§ **PROBLEM STATEMENT**: Copy out the material below line for line, keeping every character unchanged.

§ **MATERIALS PROVIDED**:
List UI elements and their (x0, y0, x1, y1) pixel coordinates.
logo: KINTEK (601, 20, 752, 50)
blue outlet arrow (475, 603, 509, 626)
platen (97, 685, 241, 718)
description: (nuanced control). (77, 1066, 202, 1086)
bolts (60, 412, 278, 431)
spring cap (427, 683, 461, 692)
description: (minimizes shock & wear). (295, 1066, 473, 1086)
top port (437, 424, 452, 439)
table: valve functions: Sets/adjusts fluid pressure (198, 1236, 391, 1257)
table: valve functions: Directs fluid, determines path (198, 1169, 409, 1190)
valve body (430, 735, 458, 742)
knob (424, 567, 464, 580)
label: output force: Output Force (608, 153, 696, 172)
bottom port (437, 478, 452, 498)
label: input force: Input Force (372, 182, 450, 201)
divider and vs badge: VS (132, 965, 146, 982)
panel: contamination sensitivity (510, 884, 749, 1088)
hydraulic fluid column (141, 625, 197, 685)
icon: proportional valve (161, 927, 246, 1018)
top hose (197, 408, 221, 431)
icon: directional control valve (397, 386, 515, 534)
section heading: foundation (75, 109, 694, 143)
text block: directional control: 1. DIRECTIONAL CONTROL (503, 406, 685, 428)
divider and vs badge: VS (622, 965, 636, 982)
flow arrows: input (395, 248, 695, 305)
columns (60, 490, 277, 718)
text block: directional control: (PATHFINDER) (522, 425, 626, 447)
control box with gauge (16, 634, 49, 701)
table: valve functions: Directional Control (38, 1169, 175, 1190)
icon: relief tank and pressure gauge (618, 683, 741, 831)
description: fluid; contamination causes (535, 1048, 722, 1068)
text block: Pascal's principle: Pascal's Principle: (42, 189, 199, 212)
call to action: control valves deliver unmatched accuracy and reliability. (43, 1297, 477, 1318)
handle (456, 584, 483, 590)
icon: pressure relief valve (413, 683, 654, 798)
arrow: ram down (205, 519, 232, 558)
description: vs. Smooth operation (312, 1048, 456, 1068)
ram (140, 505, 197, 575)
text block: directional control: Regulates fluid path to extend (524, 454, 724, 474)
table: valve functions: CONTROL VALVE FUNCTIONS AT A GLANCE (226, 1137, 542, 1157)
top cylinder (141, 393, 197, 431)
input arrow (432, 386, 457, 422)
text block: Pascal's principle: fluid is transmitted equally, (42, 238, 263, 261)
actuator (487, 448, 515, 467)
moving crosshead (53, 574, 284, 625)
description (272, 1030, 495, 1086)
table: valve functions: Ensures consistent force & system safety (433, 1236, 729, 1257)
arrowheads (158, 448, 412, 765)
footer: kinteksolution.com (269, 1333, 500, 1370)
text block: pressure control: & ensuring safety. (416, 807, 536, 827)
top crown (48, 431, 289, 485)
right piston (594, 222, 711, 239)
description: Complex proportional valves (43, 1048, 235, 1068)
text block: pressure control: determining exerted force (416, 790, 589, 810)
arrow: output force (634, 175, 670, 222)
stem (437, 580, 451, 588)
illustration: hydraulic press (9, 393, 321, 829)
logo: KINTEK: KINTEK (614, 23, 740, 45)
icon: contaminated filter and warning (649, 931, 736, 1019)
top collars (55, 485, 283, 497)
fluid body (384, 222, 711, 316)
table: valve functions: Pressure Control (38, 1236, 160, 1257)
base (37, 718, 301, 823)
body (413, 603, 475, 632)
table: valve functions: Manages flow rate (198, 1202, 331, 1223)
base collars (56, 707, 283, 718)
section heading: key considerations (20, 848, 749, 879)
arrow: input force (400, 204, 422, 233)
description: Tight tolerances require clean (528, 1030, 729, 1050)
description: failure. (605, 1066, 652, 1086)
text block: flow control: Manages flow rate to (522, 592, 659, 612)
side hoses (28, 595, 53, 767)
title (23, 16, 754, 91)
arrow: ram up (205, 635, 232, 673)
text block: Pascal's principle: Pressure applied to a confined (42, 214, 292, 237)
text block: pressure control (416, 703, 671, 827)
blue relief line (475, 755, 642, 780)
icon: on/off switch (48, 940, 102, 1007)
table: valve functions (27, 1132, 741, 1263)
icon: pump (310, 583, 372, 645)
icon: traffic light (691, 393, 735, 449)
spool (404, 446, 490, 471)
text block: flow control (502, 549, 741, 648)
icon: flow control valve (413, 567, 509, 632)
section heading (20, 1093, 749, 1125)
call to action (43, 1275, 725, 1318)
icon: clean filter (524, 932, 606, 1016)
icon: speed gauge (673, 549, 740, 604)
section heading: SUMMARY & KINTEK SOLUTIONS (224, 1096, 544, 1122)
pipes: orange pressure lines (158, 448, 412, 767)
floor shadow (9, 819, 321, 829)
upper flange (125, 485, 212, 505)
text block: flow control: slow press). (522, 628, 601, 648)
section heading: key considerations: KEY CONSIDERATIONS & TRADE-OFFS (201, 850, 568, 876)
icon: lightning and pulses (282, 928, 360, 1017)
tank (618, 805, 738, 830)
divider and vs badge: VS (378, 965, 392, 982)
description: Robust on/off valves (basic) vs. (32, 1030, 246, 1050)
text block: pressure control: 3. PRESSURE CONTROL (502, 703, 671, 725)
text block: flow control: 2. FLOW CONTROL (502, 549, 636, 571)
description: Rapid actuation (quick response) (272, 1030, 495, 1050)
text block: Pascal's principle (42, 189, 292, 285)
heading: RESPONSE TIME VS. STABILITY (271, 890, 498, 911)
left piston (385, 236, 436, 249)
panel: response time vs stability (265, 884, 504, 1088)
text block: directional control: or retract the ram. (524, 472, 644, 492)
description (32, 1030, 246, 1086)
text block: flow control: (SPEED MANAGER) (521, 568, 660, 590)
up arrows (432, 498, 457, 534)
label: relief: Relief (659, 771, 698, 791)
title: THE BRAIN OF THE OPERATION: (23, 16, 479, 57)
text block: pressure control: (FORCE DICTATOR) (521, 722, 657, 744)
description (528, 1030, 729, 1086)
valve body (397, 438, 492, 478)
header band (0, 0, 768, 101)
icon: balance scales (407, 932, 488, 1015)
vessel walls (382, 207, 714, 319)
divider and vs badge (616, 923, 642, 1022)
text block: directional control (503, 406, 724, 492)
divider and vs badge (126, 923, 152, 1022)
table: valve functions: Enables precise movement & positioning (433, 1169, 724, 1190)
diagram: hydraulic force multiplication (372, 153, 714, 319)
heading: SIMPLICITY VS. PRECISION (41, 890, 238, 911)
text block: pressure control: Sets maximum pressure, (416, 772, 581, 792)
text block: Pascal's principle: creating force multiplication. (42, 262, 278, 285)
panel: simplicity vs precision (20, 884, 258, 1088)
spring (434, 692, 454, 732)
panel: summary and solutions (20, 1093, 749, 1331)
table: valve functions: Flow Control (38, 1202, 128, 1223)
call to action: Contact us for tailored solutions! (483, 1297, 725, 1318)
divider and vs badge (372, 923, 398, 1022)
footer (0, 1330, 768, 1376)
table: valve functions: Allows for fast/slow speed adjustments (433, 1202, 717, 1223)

§ **ANSWER TO THE EXERCISE**:
List UI elements and their (x0, y0, x1, y1) pixel coordinates.
logo: KINTEK (601, 20, 752, 50)
blue outlet arrow (475, 603, 509, 626)
platen (97, 685, 241, 718)
description: (nuanced control). (77, 1066, 202, 1086)
bolts (60, 412, 278, 431)
spring cap (427, 683, 461, 692)
description: (minimizes shock & wear). (295, 1066, 473, 1086)
top port (437, 424, 452, 439)
table: valve functions: Sets/adjusts fluid pressure (198, 1236, 391, 1257)
table: valve functions: Directs fluid, determines path (198, 1169, 409, 1190)
valve body (430, 735, 458, 742)
knob (424, 567, 464, 580)
label: output force: Output Force (608, 153, 696, 172)
bottom port (437, 478, 452, 498)
label: input force: Input Force (372, 182, 450, 201)
divider and vs badge: VS (132, 965, 146, 982)
panel: contamination sensitivity (510, 884, 749, 1088)
hydraulic fluid column (141, 625, 197, 685)
icon: proportional valve (161, 927, 246, 1018)
top hose (197, 408, 221, 431)
icon: directional control valve (397, 386, 515, 534)
section heading: foundation (75, 109, 694, 143)
text block: directional control: 1. DIRECTIONAL CONTROL (503, 406, 685, 428)
divider and vs badge: VS (622, 965, 636, 982)
flow arrows: input (395, 248, 695, 305)
columns (60, 490, 277, 718)
text block: directional control: (PATHFINDER) (522, 425, 626, 447)
control box with gauge (16, 634, 49, 701)
table: valve functions: Directional Control (38, 1169, 175, 1190)
icon: relief tank and pressure gauge (618, 683, 741, 831)
description: fluid; contamination causes (535, 1048, 722, 1068)
text block: Pascal's principle: Pascal's Principle: (42, 189, 199, 212)
call to action: control valves deliver unmatched accuracy and reliability. (43, 1297, 477, 1318)
handle (456, 584, 483, 590)
icon: pressure relief valve (413, 683, 654, 798)
arrow: ram down (205, 519, 232, 558)
description: vs. Smooth operation (312, 1048, 456, 1068)
ram (140, 505, 197, 575)
text block: directional control: Regulates fluid path to extend (524, 454, 724, 474)
table: valve functions: CONTROL VALVE FUNCTIONS AT A GLANCE (226, 1137, 542, 1157)
top cylinder (141, 393, 197, 431)
input arrow (432, 386, 457, 422)
text block: Pascal's principle: fluid is transmitted equally, (42, 238, 263, 261)
actuator (487, 448, 515, 467)
moving crosshead (53, 574, 284, 625)
description (272, 1030, 495, 1086)
table: valve functions: Ensures consistent force & system safety (433, 1236, 729, 1257)
arrowheads (158, 448, 412, 765)
footer: kinteksolution.com (269, 1333, 500, 1370)
text block: pressure control: & ensuring safety. (416, 807, 536, 827)
top crown (48, 431, 289, 485)
right piston (594, 222, 711, 239)
description: Complex proportional valves (43, 1048, 235, 1068)
text block: pressure control: determining exerted force (416, 790, 589, 810)
arrow: output force (634, 175, 670, 222)
stem (437, 580, 451, 588)
illustration: hydraulic press (9, 393, 321, 829)
logo: KINTEK: KINTEK (614, 23, 740, 45)
icon: contaminated filter and warning (649, 931, 736, 1019)
top collars (55, 485, 283, 497)
fluid body (384, 222, 711, 316)
table: valve functions: Pressure Control (38, 1236, 160, 1257)
base (37, 718, 301, 823)
body (413, 603, 475, 632)
table: valve functions: Manages flow rate (198, 1202, 331, 1223)
base collars (56, 707, 283, 718)
section heading: key considerations (20, 848, 749, 879)
arrow: input force (400, 204, 422, 233)
description: Tight tolerances require clean (528, 1030, 729, 1050)
description: failure. (605, 1066, 652, 1086)
text block: flow control: Manages flow rate to (522, 592, 659, 612)
side hoses (28, 595, 53, 767)
title (23, 16, 754, 91)
arrow: ram up (205, 635, 232, 673)
text block: Pascal's principle: Pressure applied to a confined (42, 214, 292, 237)
text block: pressure control (416, 703, 671, 827)
blue relief line (475, 755, 642, 780)
icon: on/off switch (48, 940, 102, 1007)
table: valve functions (27, 1132, 741, 1263)
icon: pump (310, 583, 372, 645)
icon: traffic light (691, 393, 735, 449)
spool (404, 446, 490, 471)
text block: flow control (502, 549, 741, 648)
icon: flow control valve (413, 567, 509, 632)
section heading (20, 1093, 749, 1125)
call to action (43, 1275, 725, 1318)
icon: clean filter (524, 932, 606, 1016)
icon: speed gauge (673, 549, 740, 604)
section heading: SUMMARY & KINTEK SOLUTIONS (224, 1096, 544, 1122)
pipes: orange pressure lines (158, 448, 412, 767)
floor shadow (9, 819, 321, 829)
upper flange (125, 485, 212, 505)
text block: flow control: slow press). (522, 628, 601, 648)
section heading: key considerations: KEY CONSIDERATIONS & TRADE-OFFS (201, 850, 568, 876)
icon: lightning and pulses (282, 928, 360, 1017)
tank (618, 805, 738, 830)
divider and vs badge: VS (378, 965, 392, 982)
description: Robust on/off valves (basic) vs. (32, 1030, 246, 1050)
text block: pressure control: 3. PRESSURE CONTROL (502, 703, 671, 725)
text block: flow control: 2. FLOW CONTROL (502, 549, 636, 571)
description: Rapid actuation (quick response) (272, 1030, 495, 1050)
text block: Pascal's principle (42, 189, 292, 285)
heading: RESPONSE TIME VS. STABILITY (271, 890, 498, 911)
left piston (385, 236, 436, 249)
panel: response time vs stability (265, 884, 504, 1088)
text block: directional control: or retract the ram. (524, 472, 644, 492)
description (32, 1030, 246, 1086)
text block: flow control: (SPEED MANAGER) (521, 568, 660, 590)
up arrows (432, 498, 457, 534)
label: relief: Relief (659, 771, 698, 791)
title: THE BRAIN OF THE OPERATION: (23, 16, 479, 57)
text block: pressure control: (FORCE DICTATOR) (521, 722, 657, 744)
description (528, 1030, 729, 1086)
valve body (397, 438, 492, 478)
header band (0, 0, 768, 101)
icon: balance scales (407, 932, 488, 1015)
vessel walls (382, 207, 714, 319)
divider and vs badge (616, 923, 642, 1022)
text block: directional control (503, 406, 724, 492)
divider and vs badge (126, 923, 152, 1022)
table: valve functions: Enables precise movement & positioning (433, 1169, 724, 1190)
diagram: hydraulic force multiplication (372, 153, 714, 319)
heading: SIMPLICITY VS. PRECISION (41, 890, 238, 911)
text block: pressure control: Sets maximum pressure, (416, 772, 581, 792)
text block: Pascal's principle: creating force multiplication. (42, 262, 278, 285)
panel: simplicity vs precision (20, 884, 258, 1088)
spring (434, 692, 454, 732)
panel: summary and solutions (20, 1093, 749, 1331)
table: valve functions: Flow Control (38, 1202, 128, 1223)
call to action: Contact us for tailored solutions! (483, 1297, 725, 1318)
divider and vs badge (372, 923, 398, 1022)
footer (0, 1330, 768, 1376)
table: valve functions: Allows for fast/slow speed adjustments (433, 1202, 717, 1223)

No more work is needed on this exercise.